--- start Data for this task ---

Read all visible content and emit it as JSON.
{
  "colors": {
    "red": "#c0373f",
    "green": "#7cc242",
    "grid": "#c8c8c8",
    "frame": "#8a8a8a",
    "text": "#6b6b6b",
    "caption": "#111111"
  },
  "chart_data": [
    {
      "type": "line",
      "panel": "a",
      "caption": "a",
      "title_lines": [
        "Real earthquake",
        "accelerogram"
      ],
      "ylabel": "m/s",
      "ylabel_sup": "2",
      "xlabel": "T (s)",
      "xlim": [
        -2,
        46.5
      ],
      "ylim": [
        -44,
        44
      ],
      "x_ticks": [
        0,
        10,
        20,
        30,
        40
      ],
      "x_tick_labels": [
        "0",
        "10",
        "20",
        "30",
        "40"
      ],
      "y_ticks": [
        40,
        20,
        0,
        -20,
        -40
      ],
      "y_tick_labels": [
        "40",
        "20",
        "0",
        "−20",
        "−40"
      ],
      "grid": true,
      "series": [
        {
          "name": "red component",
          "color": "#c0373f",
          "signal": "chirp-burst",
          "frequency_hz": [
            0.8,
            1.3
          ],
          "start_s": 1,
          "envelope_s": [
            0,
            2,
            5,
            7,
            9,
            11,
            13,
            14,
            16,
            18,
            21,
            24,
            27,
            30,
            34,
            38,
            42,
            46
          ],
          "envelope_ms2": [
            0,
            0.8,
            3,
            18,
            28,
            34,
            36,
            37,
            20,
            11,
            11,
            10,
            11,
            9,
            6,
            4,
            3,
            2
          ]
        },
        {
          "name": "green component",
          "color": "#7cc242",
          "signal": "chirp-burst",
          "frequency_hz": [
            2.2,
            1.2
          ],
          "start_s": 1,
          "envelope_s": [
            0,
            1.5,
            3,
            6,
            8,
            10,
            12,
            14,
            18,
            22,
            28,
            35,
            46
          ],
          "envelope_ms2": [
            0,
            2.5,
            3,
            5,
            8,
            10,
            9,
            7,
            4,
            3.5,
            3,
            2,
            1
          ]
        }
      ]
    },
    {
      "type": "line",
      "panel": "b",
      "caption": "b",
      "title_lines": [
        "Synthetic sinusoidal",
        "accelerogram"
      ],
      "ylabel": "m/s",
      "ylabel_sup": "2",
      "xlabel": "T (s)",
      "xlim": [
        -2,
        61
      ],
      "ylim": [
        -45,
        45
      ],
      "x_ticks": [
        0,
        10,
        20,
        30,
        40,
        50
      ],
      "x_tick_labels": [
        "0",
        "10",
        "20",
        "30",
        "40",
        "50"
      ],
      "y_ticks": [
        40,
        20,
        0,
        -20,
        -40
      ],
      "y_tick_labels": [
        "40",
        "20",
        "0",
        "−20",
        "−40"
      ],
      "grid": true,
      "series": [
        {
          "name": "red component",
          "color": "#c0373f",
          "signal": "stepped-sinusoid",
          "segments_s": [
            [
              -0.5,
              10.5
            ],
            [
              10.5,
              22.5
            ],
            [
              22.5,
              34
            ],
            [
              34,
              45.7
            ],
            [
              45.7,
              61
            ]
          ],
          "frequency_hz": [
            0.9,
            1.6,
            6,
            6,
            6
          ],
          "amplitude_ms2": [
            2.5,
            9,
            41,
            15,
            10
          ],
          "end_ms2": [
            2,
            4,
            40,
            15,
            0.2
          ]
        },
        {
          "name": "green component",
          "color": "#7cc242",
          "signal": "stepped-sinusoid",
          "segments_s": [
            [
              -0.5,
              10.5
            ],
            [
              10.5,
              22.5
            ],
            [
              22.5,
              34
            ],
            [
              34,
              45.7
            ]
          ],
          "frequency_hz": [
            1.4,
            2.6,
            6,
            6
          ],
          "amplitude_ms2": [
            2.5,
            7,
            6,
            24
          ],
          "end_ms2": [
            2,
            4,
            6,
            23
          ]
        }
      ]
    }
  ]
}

--- end Data for this task ---

— To be done —
Every record should be given again exactly.

— Worked solution —
Read all visible content and emit it as JSON.
{
  "colors": {
    "red": "#c0373f",
    "green": "#7cc242",
    "grid": "#c8c8c8",
    "frame": "#8a8a8a",
    "text": "#6b6b6b",
    "caption": "#111111"
  },
  "chart_data": [
    {
      "type": "line",
      "panel": "a",
      "caption": "a",
      "title_lines": [
        "Real earthquake",
        "accelerogram"
      ],
      "ylabel": "m/s",
      "ylabel_sup": "2",
      "xlabel": "T (s)",
      "xlim": [
        -2,
        46.5
      ],
      "ylim": [
        -44,
        44
      ],
      "x_ticks": [
        0,
        10,
        20,
        30,
        40
      ],
      "x_tick_labels": [
        "0",
        "10",
        "20",
        "30",
        "40"
      ],
      "y_ticks": [
        40,
        20,
        0,
        -20,
        -40
      ],
      "y_tick_labels": [
        "40",
        "20",
        "0",
        "−20",
        "−40"
      ],
      "grid": true,
      "series": [
        {
          "name": "red component",
          "color": "#c0373f",
          "signal": "chirp-burst",
          "frequency_hz": [
            0.8,
            1.3
          ],
          "start_s": 1,
          "envelope_s": [
            0,
            2,
            5,
            7,
            9,
            11,
            13,
            14,
            16,
            18,
            21,
            24,
            27,
            30,
            34,
            38,
            42,
            46
          ],
          "envelope_ms2": [
            0,
            0.8,
            3,
            18,
            28,
            34,
            36,
            37,
            20,
            11,
            11,
            10,
            11,
            9,
            6,
            4,
            3,
            2
          ]
        },
        {
          "name": "green component",
          "color": "#7cc242",
          "signal": "chirp-burst",
          "frequency_hz": [
            2.2,
            1.2
          ],
          "start_s": 1,
          "envelope_s": [
            0,
            1.5,
            3,
            6,
            8,
            10,
            12,
            14,
            18,
            22,
            28,
            35,
            46
          ],
          "envelope_ms2": [
            0,
            2.5,
            3,
            5,
            8,
            10,
            9,
            7,
            4,
            3.5,
            3,
            2,
            1
          ]
        }
      ]
    },
    {
      "type": "line",
      "panel": "b",
      "caption": "b",
      "title_lines": [
        "Synthetic sinusoidal",
        "accelerogram"
      ],
      "ylabel": "m/s",
      "ylabel_sup": "2",
      "xlabel": "T (s)",
      "xlim": [
        -2,
        61
      ],
      "ylim": [
        -45,
        45
      ],
      "x_ticks": [
        0,
        10,
        20,
        30,
        40,
        50
      ],
      "x_tick_labels": [
        "0",
        "10",
        "20",
        "30",
        "40",
        "50"
      ],
      "y_ticks": [
        40,
        20,
        0,
        -20,
        -40
      ],
      "y_tick_labels": [
        "40",
        "20",
        "0",
        "−20",
        "−40"
      ],
      "grid": true,
      "series": [
        {
          "name": "red component",
          "color": "#c0373f",
          "signal": "stepped-sinusoid",
          "segments_s": [
            [
              -0.5,
              10.5
            ],
            [
              10.5,
              22.5
            ],
            [
              22.5,
              34
            ],
            [
              34,
              45.7
            ],
            [
              45.7,
              61
            ]
          ],
          "frequency_hz": [
            0.9,
            1.6,
            6,
            6,
            6
          ],
          "amplitude_ms2": [
            2.5,
            9,
            41,
            15,
            10
          ],
          "end_ms2": [
            2,
            4,
            40,
            15,
            0.2
          ]
        },
        {
          "name": "green component",
          "color": "#7cc242",
          "signal": "stepped-sinusoid",
          "segments_s": [
            [
              -0.5,
              10.5
            ],
            [
              10.5,
              22.5
            ],
            [
              22.5,
              34
            ],
            [
              34,
              45.7
            ]
          ],
          "frequency_hz": [
            1.4,
            2.6,
            6,
            6
          ],
          "amplitude_ms2": [
            2.5,
            7,
            6,
            24
          ],
          "end_ms2": [
            2,
            4,
            6,
            23
          ]
        }
      ]
    }
  ]
}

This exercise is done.